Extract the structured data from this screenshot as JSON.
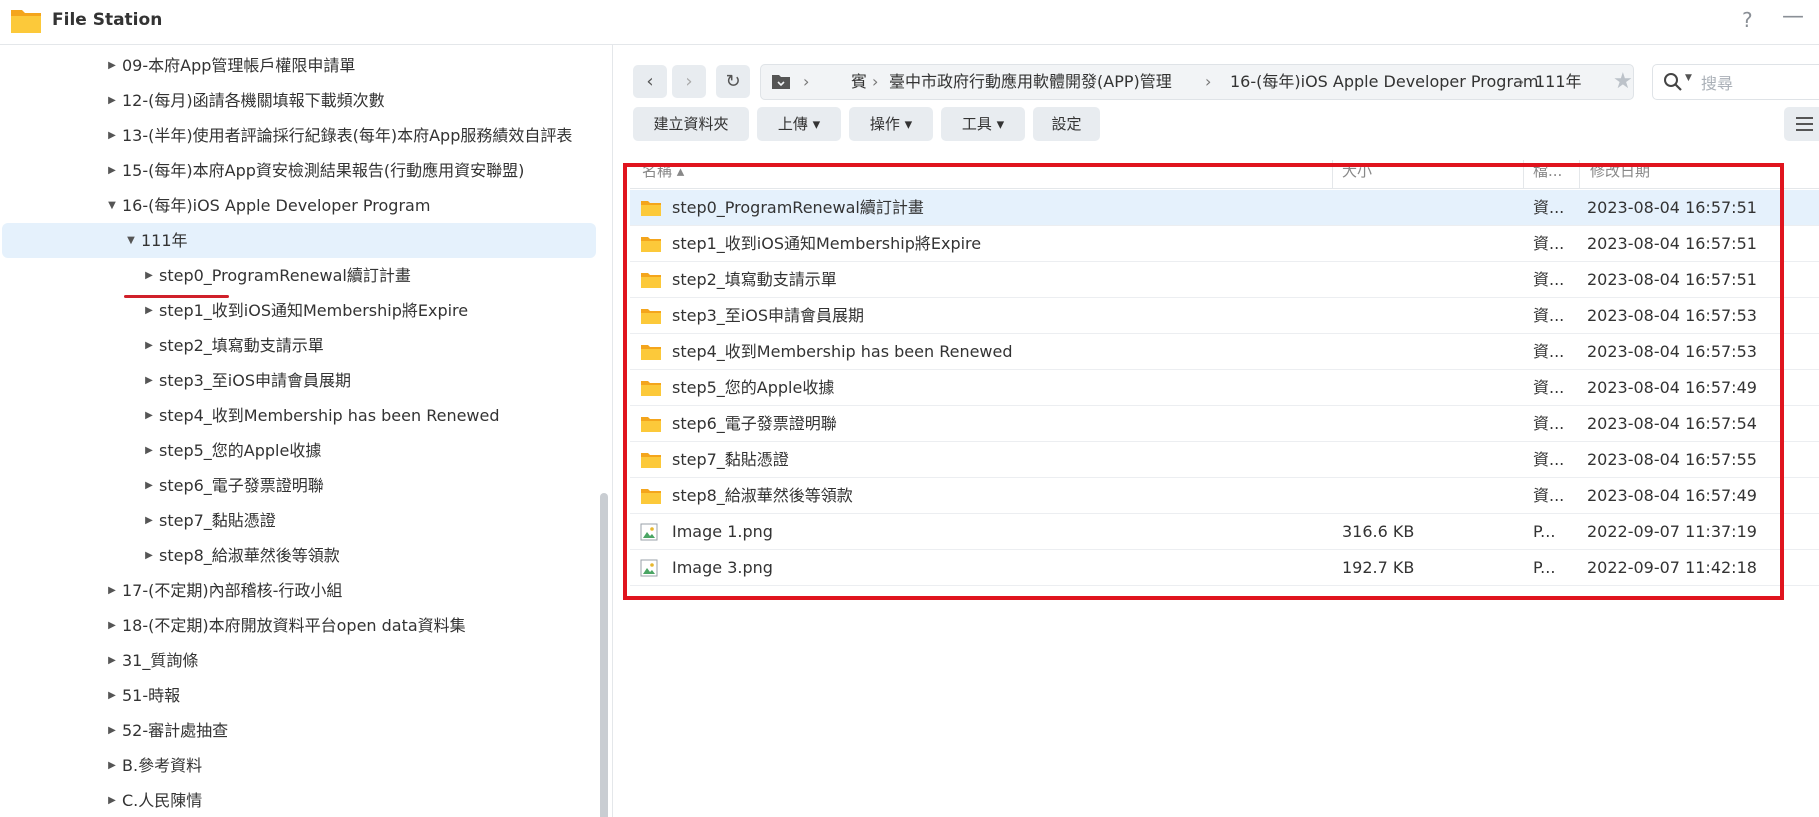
{
  "app": {
    "title": "File Station",
    "help": "?",
    "minimize": "—"
  },
  "tree": {
    "items": [
      {
        "label": "09-本府App管理帳戶權限申請單",
        "depth": 1,
        "expanded": false
      },
      {
        "label": "12-(每月)函請各機關填報下載頻次數",
        "depth": 1,
        "expanded": false
      },
      {
        "label": "13-(半年)使用者評論採行紀錄表(每年)本府App服務績效自評表",
        "depth": 1,
        "expanded": false
      },
      {
        "label": "15-(每年)本府App資安檢測結果報告(行動應用資安聯盟)",
        "depth": 1,
        "expanded": false
      },
      {
        "label": "16-(每年)iOS Apple Developer Program",
        "depth": 1,
        "expanded": true
      },
      {
        "label": "111年",
        "depth": 2,
        "expanded": true,
        "selected": true
      },
      {
        "label": "step0_ProgramRenewal續訂計畫",
        "depth": 3,
        "expanded": false
      },
      {
        "label": "step1_收到iOS通知Membership將Expire",
        "depth": 3,
        "expanded": false
      },
      {
        "label": "step2_填寫動支請示單",
        "depth": 3,
        "expanded": false
      },
      {
        "label": "step3_至iOS申請會員展期",
        "depth": 3,
        "expanded": false
      },
      {
        "label": "step4_收到Membership has been Renewed",
        "depth": 3,
        "expanded": false
      },
      {
        "label": "step5_您的Apple收據",
        "depth": 3,
        "expanded": false
      },
      {
        "label": "step6_電子發票證明聯",
        "depth": 3,
        "expanded": false
      },
      {
        "label": "step7_黏貼憑證",
        "depth": 3,
        "expanded": false
      },
      {
        "label": "step8_給淑華然後等領款",
        "depth": 3,
        "expanded": false
      },
      {
        "label": "17-(不定期)內部稽核-行政小組",
        "depth": 1,
        "expanded": false
      },
      {
        "label": "18-(不定期)本府開放資料平台open data資料集",
        "depth": 1,
        "expanded": false
      },
      {
        "label": "31_質詢條",
        "depth": 1,
        "expanded": false
      },
      {
        "label": "51-時報",
        "depth": 1,
        "expanded": false
      },
      {
        "label": "52-審計處抽查",
        "depth": 1,
        "expanded": false
      },
      {
        "label": "B.參考資料",
        "depth": 1,
        "expanded": false
      },
      {
        "label": "C.人民陳情",
        "depth": 1,
        "expanded": false
      }
    ]
  },
  "nav": {
    "back": "‹",
    "forward": "›",
    "refresh": "↻"
  },
  "path": {
    "segments": [
      "賓",
      "臺中市政府行動應用軟體開發(APP)管理",
      "16-(每年)iOS Apple Developer Program",
      "111年"
    ],
    "separator": "›"
  },
  "search": {
    "placeholder": "搜尋"
  },
  "toolbar": {
    "create_folder": "建立資料夾",
    "upload": "上傳 ▾",
    "action": "操作 ▾",
    "tools": "工具 ▾",
    "settings": "設定"
  },
  "columns": {
    "name": "名稱 ▴",
    "size": "大小",
    "type": "檔...",
    "modified": "修改日期"
  },
  "files": [
    {
      "name": "step0_ProgramRenewal續訂計畫",
      "size": "",
      "type": "資...",
      "modified": "2023-08-04 16:57:51",
      "kind": "folder",
      "selected": true
    },
    {
      "name": "step1_收到iOS通知Membership將Expire",
      "size": "",
      "type": "資...",
      "modified": "2023-08-04 16:57:51",
      "kind": "folder"
    },
    {
      "name": "step2_填寫動支請示單",
      "size": "",
      "type": "資...",
      "modified": "2023-08-04 16:57:51",
      "kind": "folder"
    },
    {
      "name": "step3_至iOS申請會員展期",
      "size": "",
      "type": "資...",
      "modified": "2023-08-04 16:57:53",
      "kind": "folder"
    },
    {
      "name": "step4_收到Membership has been Renewed",
      "size": "",
      "type": "資...",
      "modified": "2023-08-04 16:57:53",
      "kind": "folder"
    },
    {
      "name": "step5_您的Apple收據",
      "size": "",
      "type": "資...",
      "modified": "2023-08-04 16:57:49",
      "kind": "folder"
    },
    {
      "name": "step6_電子發票證明聯",
      "size": "",
      "type": "資...",
      "modified": "2023-08-04 16:57:54",
      "kind": "folder"
    },
    {
      "name": "step7_黏貼憑證",
      "size": "",
      "type": "資...",
      "modified": "2023-08-04 16:57:55",
      "kind": "folder"
    },
    {
      "name": "step8_給淑華然後等領款",
      "size": "",
      "type": "資...",
      "modified": "2023-08-04 16:57:49",
      "kind": "folder"
    },
    {
      "name": "Image 1.png",
      "size": "316.6 KB",
      "type": "P...",
      "modified": "2022-09-07 11:37:19",
      "kind": "image"
    },
    {
      "name": "Image 3.png",
      "size": "192.7 KB",
      "type": "P...",
      "modified": "2022-09-07 11:42:18",
      "kind": "image"
    }
  ],
  "colors": {
    "accent": "#e5f1fc",
    "highlight": "#e0141e",
    "folder": "#f7b928"
  }
}
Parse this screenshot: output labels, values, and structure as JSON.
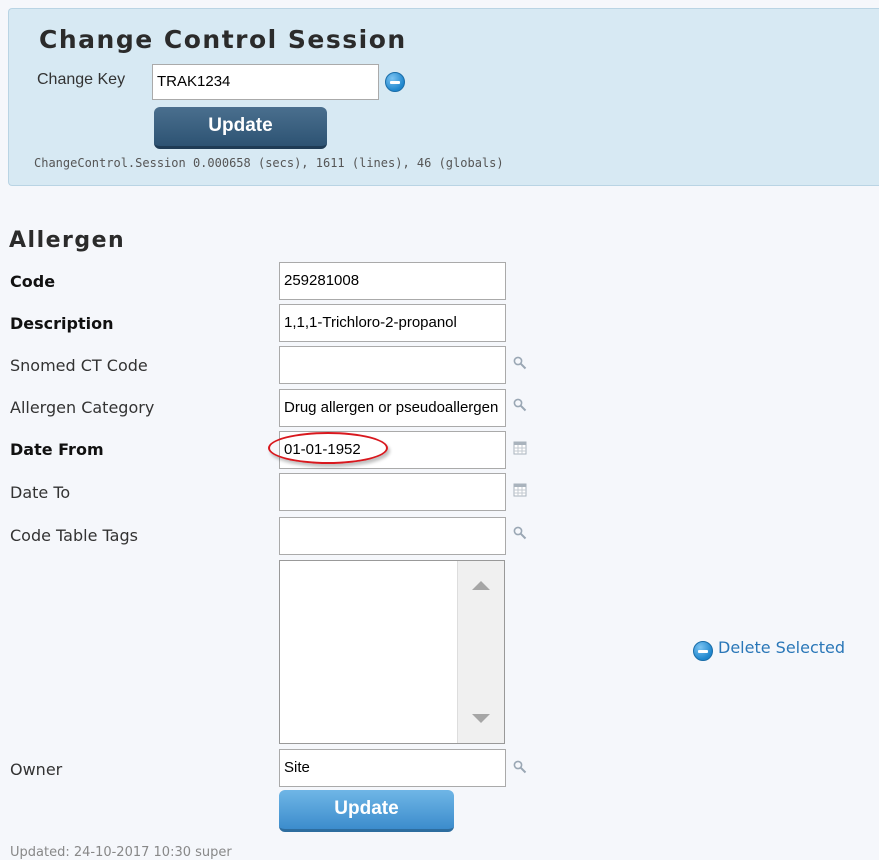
{
  "session": {
    "title": "Change Control Session",
    "change_key_label": "Change Key",
    "change_key_value": "TRAK1234",
    "update_label": "Update",
    "stats": "ChangeControl.Session  0.000658 (secs),  1611 (lines),  46 (globals)"
  },
  "form": {
    "title": "Allergen",
    "fields": [
      {
        "label": "Code",
        "value": "259281008"
      },
      {
        "label": "Description",
        "value": "1,1,1-Trichloro-2-propanol"
      },
      {
        "label": "Snomed CT Code",
        "value": "",
        "icon": "search-icon"
      },
      {
        "label": "Allergen Category",
        "value": "Drug allergen or pseudoallergen",
        "icon": "search-icon"
      },
      {
        "label": "Date From",
        "value": "01-01-1952",
        "icon": "calendar-icon"
      },
      {
        "label": "Date To",
        "value": "",
        "icon": "calendar-icon"
      },
      {
        "label": "Code Table Tags",
        "value": "",
        "icon": "search-icon"
      },
      {
        "label": "Owner",
        "value": "Site",
        "icon": "search-icon"
      }
    ],
    "delete_selected_label": "Delete Selected",
    "update_label": "Update",
    "updated_text": "Updated:  24-10-2017 10:30 super"
  },
  "colors": {
    "session_bg": "#d7e9f3",
    "update_dark": "#2d5373",
    "update_light": "#4a9ad6",
    "link": "#2a77b8",
    "highlight": "#d8181e"
  }
}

#####

__Problem__:
Using the material above, retype each entry exactly and omit the pictures.

__The result__:
Extract the structured data from this screenshot as JSON.
{
  "app": {
    "title": "File Station",
    "help": "?",
    "minimize": "—"
  },
  "tree": {
    "items": [
      {
        "label": "09-本府App管理帳戶權限申請單",
        "depth": 1,
        "expanded": false
      },
      {
        "label": "12-(每月)函請各機關填報下載頻次數",
        "depth": 1,
        "expanded": false
      },
      {
        "label": "13-(半年)使用者評論採行紀錄表(每年)本府App服務績效自評表",
        "depth": 1,
        "expanded": false
      },
      {
        "label": "15-(每年)本府App資安檢測結果報告(行動應用資安聯盟)",
        "depth": 1,
        "expanded": false
      },
      {
        "label": "16-(每年)iOS Apple Developer Program",
        "depth": 1,
        "expanded": true
      },
      {
        "label": "111年",
        "depth": 2,
        "expanded": true,
        "selected": true
      },
      {
        "label": "step0_ProgramRenewal續訂計畫",
        "depth": 3,
        "expanded": false
      },
      {
        "label": "step1_收到iOS通知Membership將Expire",
        "depth": 3,
        "expanded": false
      },
      {
        "label": "step2_填寫動支請示單",
        "depth": 3,
        "expanded": false
      },
      {
        "label": "step3_至iOS申請會員展期",
        "depth": 3,
        "expanded": false
      },
      {
        "label": "step4_收到Membership has been Renewed",
        "depth": 3,
        "expanded": false
      },
      {
        "label": "step5_您的Apple收據",
        "depth": 3,
        "expanded": false
      },
      {
        "label": "step6_電子發票證明聯",
        "depth": 3,
        "expanded": false
      },
      {
        "label": "step7_黏貼憑證",
        "depth": 3,
        "expanded": false
      },
      {
        "label": "step8_給淑華然後等領款",
        "depth": 3,
        "expanded": false
      },
      {
        "label": "17-(不定期)內部稽核-行政小組",
        "depth": 1,
        "expanded": false
      },
      {
        "label": "18-(不定期)本府開放資料平台open data資料集",
        "depth": 1,
        "expanded": false
      },
      {
        "label": "31_質詢條",
        "depth": 1,
        "expanded": false
      },
      {
        "label": "51-時報",
        "depth": 1,
        "expanded": false
      },
      {
        "label": "52-審計處抽查",
        "depth": 1,
        "expanded": false
      },
      {
        "label": "B.參考資料",
        "depth": 1,
        "expanded": false
      },
      {
        "label": "C.人民陳情",
        "depth": 1,
        "expanded": false
      }
    ]
  },
  "nav": {
    "back": "‹",
    "forward": "›",
    "refresh": "↻"
  },
  "path": {
    "segments": [
      "賓",
      "臺中市政府行動應用軟體開發(APP)管理",
      "16-(每年)iOS Apple Developer Program",
      "111年"
    ],
    "separator": "›"
  },
  "search": {
    "placeholder": "搜尋"
  },
  "toolbar": {
    "create_folder": "建立資料夾",
    "upload": "上傳 ▾",
    "action": "操作 ▾",
    "tools": "工具 ▾",
    "settings": "設定"
  },
  "columns": {
    "name": "名稱 ▴",
    "size": "大小",
    "type": "檔...",
    "modified": "修改日期"
  },
  "files": [
    {
      "name": "step0_ProgramRenewal續訂計畫",
      "size": "",
      "type": "資...",
      "modified": "2023-08-04 16:57:51",
      "kind": "folder",
      "selected": true
    },
    {
      "name": "step1_收到iOS通知Membership將Expire",
      "size": "",
      "type": "資...",
      "modified": "2023-08-04 16:57:51",
      "kind": "folder"
    },
    {
      "name": "step2_填寫動支請示單",
      "size": "",
      "type": "資...",
      "modified": "2023-08-04 16:57:51",
      "kind": "folder"
    },
    {
      "name": "step3_至iOS申請會員展期",
      "size": "",
      "type": "資...",
      "modified": "2023-08-04 16:57:53",
      "kind": "folder"
    },
    {
      "name": "step4_收到Membership has been Renewed",
      "size": "",
      "type": "資...",
      "modified": "2023-08-04 16:57:53",
      "kind": "folder"
    },
    {
      "name": "step5_您的Apple收據",
      "size": "",
      "type": "資...",
      "modified": "2023-08-04 16:57:49",
      "kind": "folder"
    },
    {
      "name": "step6_電子發票證明聯",
      "size": "",
      "type": "資...",
      "modified": "2023-08-04 16:57:54",
      "kind": "folder"
    },
    {
      "name": "step7_黏貼憑證",
      "size": "",
      "type": "資...",
      "modified": "2023-08-04 16:57:55",
      "kind": "folder"
    },
    {
      "name": "step8_給淑華然後等領款",
      "size": "",
      "type": "資...",
      "modified": "2023-08-04 16:57:49",
      "kind": "folder"
    },
    {
      "name": "Image 1.png",
      "size": "316.6 KB",
      "type": "P...",
      "modified": "2022-09-07 11:37:19",
      "kind": "image"
    },
    {
      "name": "Image 3.png",
      "size": "192.7 KB",
      "type": "P...",
      "modified": "2022-09-07 11:42:18",
      "kind": "image"
    }
  ],
  "colors": {
    "accent": "#e5f1fc",
    "highlight": "#e0141e",
    "folder": "#f7b928"
  }
}
Parse this screenshot: output labels, values, and structure as JSON.
{
  "session": {
    "title": "Change Control Session",
    "change_key_label": "Change Key",
    "change_key_value": "TRAK1234",
    "update_label": "Update",
    "stats": "ChangeControl.Session  0.000658 (secs),  1611 (lines),  46 (globals)"
  },
  "form": {
    "title": "Allergen",
    "fields": [
      {
        "label": "Code",
        "value": "259281008"
      },
      {
        "label": "Description",
        "value": "1,1,1-Trichloro-2-propanol"
      },
      {
        "label": "Snomed CT Code",
        "value": "",
        "icon": "search-icon"
      },
      {
        "label": "Allergen Category",
        "value": "Drug allergen or pseudoallergen",
        "icon": "search-icon"
      },
      {
        "label": "Date From",
        "value": "01-01-1952",
        "icon": "calendar-icon"
      },
      {
        "label": "Date To",
        "value": "",
        "icon": "calendar-icon"
      },
      {
        "label": "Code Table Tags",
        "value": "",
        "icon": "search-icon"
      },
      {
        "label": "Owner",
        "value": "Site",
        "icon": "search-icon"
      }
    ],
    "delete_selected_label": "Delete Selected",
    "update_label": "Update",
    "updated_text": "Updated:  24-10-2017 10:30 super"
  },
  "colors": {
    "session_bg": "#d7e9f3",
    "update_dark": "#2d5373",
    "update_light": "#4a9ad6",
    "link": "#2a77b8",
    "highlight": "#d8181e"
  }
}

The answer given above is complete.